Reproduce every line of the material below, but drop the pictures.

[Stored records]
>>>

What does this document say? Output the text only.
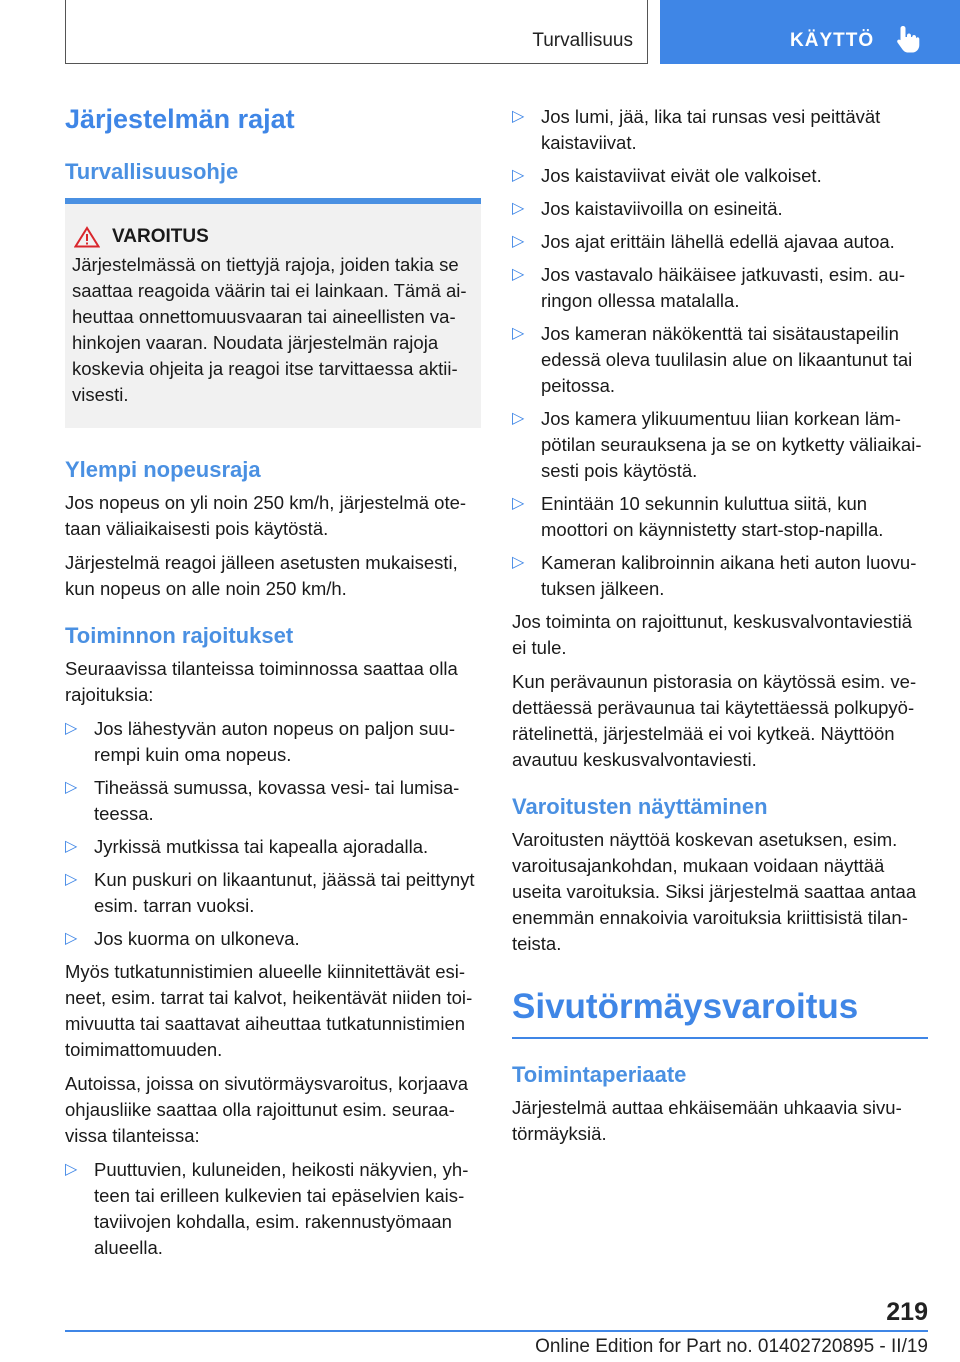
Turvallisuus	KÄYTTÖ
Järjestelmän rajat
Turvallisuusohje
VAROITUS

Järjestelmässä on tiettyjä rajoja, joiden takia se saattaa reagoida väärin tai ei lainkaan. Tämä aiheuttaa onnettomuusvaaran tai aineellisten vahinkojen vaaran. Noudata järjestelmän rajoja koskevia ohjeita ja reagoi itse tarvittaessa aktiivisesti.

Ylempi nopeusraja

Jos nopeus on yli noin 250 km/h, järjestelmä otetaan väliaikaisesti pois käytöstä.

Järjestelmä reagoi jälleen asetusten mukaisesti, kun nopeus on alle noin 250 km/h.

Toiminnon rajoitukset

Seuraavissa tilanteissa toiminnossa saattaa olla rajoituksia:

▷ Jos lähestyvän auton nopeus on paljon suurempi kuin oma nopeus.
▷ Tiheässä sumussa, kovassa vesi- tai lumisateessa.
▷ Jyrkissä mutkissa tai kapealla ajoradalla.
▷ Kun puskuri on likaantunut, jäässä tai peittynyt esim. tarran vuoksi.
▷ Jos kuorma on ulkoneva.

Myös tutkatunnistimien alueelle kiinnitettävät esineet, esim. tarrat tai kalvot, heikentävät niiden toimivuutta tai saattavat aiheuttaa tutkatunnistimien toimimattomuuden.

Autoissa, joissa on sivutörmäysvaroitus, korjaava ohjausliike saattaa olla rajoittunut esim. seuraavissa tilanteissa:

▷ Puuttuvien, kuluneiden, heikosti näkyvien, yhteen tai erilleen kulkevien tai epäselvien kaistaviivojen kohdalla, esim. rakennustyömaan alueella.
▷ Jos lumi, jää, lika tai runsas vesi peittävät kaistaviivat.
▷ Jos kaistaviivat eivät ole valkoiset.
▷ Jos kaistaviivoilla on esineitä.
▷ Jos ajat erittäin lähellä edellä ajavaa autoa.
▷ Jos vastavalo häikäisee jatkuvasti, esim. auringon ollessa matalalla.
▷ Jos kameran näkökenttä tai sisätaustapeilin edessä oleva tuulilasin alue on likaantunut tai peitossa.
▷ Jos kamera ylikuumentuu liian korkean lämpötilan seurauksena ja se on kytketty väliaikaisesti pois käytöstä.
▷ Enintään 10 sekunnin kuluttua siitä, kun moottori on käynnistetty start-stop-napilla.
▷ Kameran kalibroinnin aikana heti auton luovutuksen jälkeen.

Jos toiminta on rajoittunut, keskusvalvontaviestiä ei tule.

Kun perävaunun pistorasia on käytössä esim. vedettäessä perävaunua tai käytettäessä polkupyörätelinettä, järjestelmää ei voi kytkeä. Näyttöön avautuu keskusvalvontaviesti.

Varoitusten näyttäminen

Varoitusten näyttöä koskevan asetuksen, esim. varoitusajankohdan, mukaan voidaan näyttää useita varoituksia. Siksi järjestelmä saattaa antaa enemmän ennakoivia varoituksia kriittisistä tilanteista.

Sivutörmäysvaroitus
Toimintaperiaate

Järjestelmä auttaa ehkäisemään uhkaavia sivutörmäyksiä.

219
Online Edition for Part no. 01402720895 - II/19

<<<

## RESULT OF THE TASK
What does this document say? Output the text only.
Turvallisuus	KÄYTTÖ
Järjestelmän rajat
Turvallisuusohje
VAROITUS

Järjestelmässä on tiettyjä rajoja, joiden takia se saattaa reagoida väärin tai ei lainkaan. Tämä aiheuttaa onnettomuusvaaran tai aineellisten vahinkojen vaaran. Noudata järjestelmän rajoja koskevia ohjeita ja reagoi itse tarvittaessa aktiivisesti.

Ylempi nopeusraja

Jos nopeus on yli noin 250 km/h, järjestelmä otetaan väliaikaisesti pois käytöstä.

Järjestelmä reagoi jälleen asetusten mukaisesti, kun nopeus on alle noin 250 km/h.

Toiminnon rajoitukset

Seuraavissa tilanteissa toiminnossa saattaa olla rajoituksia:

▷ Jos lähestyvän auton nopeus on paljon suurempi kuin oma nopeus.
▷ Tiheässä sumussa, kovassa vesi- tai lumisateessa.
▷ Jyrkissä mutkissa tai kapealla ajoradalla.
▷ Kun puskuri on likaantunut, jäässä tai peittynyt esim. tarran vuoksi.
▷ Jos kuorma on ulkoneva.

Myös tutkatunnistimien alueelle kiinnitettävät esineet, esim. tarrat tai kalvot, heikentävät niiden toimivuutta tai saattavat aiheuttaa tutkatunnistimien toimimattomuuden.

Autoissa, joissa on sivutörmäysvaroitus, korjaava ohjausliike saattaa olla rajoittunut esim. seuraavissa tilanteissa:

▷ Puuttuvien, kuluneiden, heikosti näkyvien, yhteen tai erilleen kulkevien tai epäselvien kaistaviivojen kohdalla, esim. rakennustyömaan alueella.
▷ Jos lumi, jää, lika tai runsas vesi peittävät kaistaviivat.
▷ Jos kaistaviivat eivät ole valkoiset.
▷ Jos kaistaviivoilla on esineitä.
▷ Jos ajat erittäin lähellä edellä ajavaa autoa.
▷ Jos vastavalo häikäisee jatkuvasti, esim. auringon ollessa matalalla.
▷ Jos kameran näkökenttä tai sisätaustapeilin edessä oleva tuulilasin alue on likaantunut tai peitossa.
▷ Jos kamera ylikuumentuu liian korkean lämpötilan seurauksena ja se on kytketty väliaikaisesti pois käytöstä.
▷ Enintään 10 sekunnin kuluttua siitä, kun moottori on käynnistetty start-stop-napilla.
▷ Kameran kalibroinnin aikana heti auton luovutuksen jälkeen.

Jos toiminta on rajoittunut, keskusvalvontaviestiä ei tule.

Kun perävaunun pistorasia on käytössä esim. vedettäessä perävaunua tai käytettäessä polkupyörätelinettä, järjestelmää ei voi kytkeä. Näyttöön avautuu keskusvalvontaviesti.

Varoitusten näyttäminen

Varoitusten näyttöä koskevan asetuksen, esim. varoitusajankohdan, mukaan voidaan näyttää useita varoituksia. Siksi järjestelmä saattaa antaa enemmän ennakoivia varoituksia kriittisistä tilanteista.

Sivutörmäysvaroitus
Toimintaperiaate

Järjestelmä auttaa ehkäisemään uhkaavia sivutörmäyksiä.

219
Online Edition for Part no. 01402720895 - II/19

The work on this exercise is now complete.